- **Set problem**
Every line with the string "Zoom" should be gathered.

- **Record set**
◇ ◇ ◇ ◇ ◇
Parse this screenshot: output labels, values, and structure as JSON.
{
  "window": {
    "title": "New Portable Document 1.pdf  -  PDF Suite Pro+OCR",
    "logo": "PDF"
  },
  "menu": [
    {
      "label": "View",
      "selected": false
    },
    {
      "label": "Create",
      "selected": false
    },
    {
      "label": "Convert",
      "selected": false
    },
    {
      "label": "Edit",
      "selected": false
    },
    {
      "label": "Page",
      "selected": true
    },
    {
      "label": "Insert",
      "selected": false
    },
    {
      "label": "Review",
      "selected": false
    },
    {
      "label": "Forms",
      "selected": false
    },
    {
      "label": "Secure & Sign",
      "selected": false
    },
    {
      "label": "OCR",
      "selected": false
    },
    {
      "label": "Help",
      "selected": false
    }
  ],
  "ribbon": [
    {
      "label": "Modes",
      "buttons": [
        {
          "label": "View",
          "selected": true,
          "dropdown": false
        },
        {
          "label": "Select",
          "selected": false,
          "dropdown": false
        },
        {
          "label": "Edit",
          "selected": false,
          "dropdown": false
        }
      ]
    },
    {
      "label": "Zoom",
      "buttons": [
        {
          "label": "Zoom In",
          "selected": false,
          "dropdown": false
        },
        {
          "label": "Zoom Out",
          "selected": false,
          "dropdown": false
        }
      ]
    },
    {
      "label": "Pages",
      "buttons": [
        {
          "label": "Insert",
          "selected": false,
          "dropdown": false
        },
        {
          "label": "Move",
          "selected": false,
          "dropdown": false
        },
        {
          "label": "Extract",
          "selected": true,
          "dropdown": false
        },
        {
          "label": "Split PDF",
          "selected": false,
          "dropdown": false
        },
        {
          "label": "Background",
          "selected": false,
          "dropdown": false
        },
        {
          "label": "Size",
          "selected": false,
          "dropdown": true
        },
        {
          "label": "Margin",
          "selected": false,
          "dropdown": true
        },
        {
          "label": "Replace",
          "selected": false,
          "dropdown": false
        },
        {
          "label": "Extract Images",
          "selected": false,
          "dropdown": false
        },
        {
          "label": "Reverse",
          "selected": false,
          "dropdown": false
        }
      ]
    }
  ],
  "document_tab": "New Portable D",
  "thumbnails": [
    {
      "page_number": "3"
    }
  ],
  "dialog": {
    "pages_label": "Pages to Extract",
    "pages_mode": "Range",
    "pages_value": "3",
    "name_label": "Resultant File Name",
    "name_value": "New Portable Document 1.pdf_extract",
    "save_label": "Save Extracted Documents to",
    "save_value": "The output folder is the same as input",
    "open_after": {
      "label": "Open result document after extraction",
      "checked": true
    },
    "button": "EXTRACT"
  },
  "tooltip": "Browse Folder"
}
◇ ◇ ◇ ◇ ◇
- **Task solution**
      "label": "Zoom",
          "label": "Zoom In",
          "label": "Zoom Out",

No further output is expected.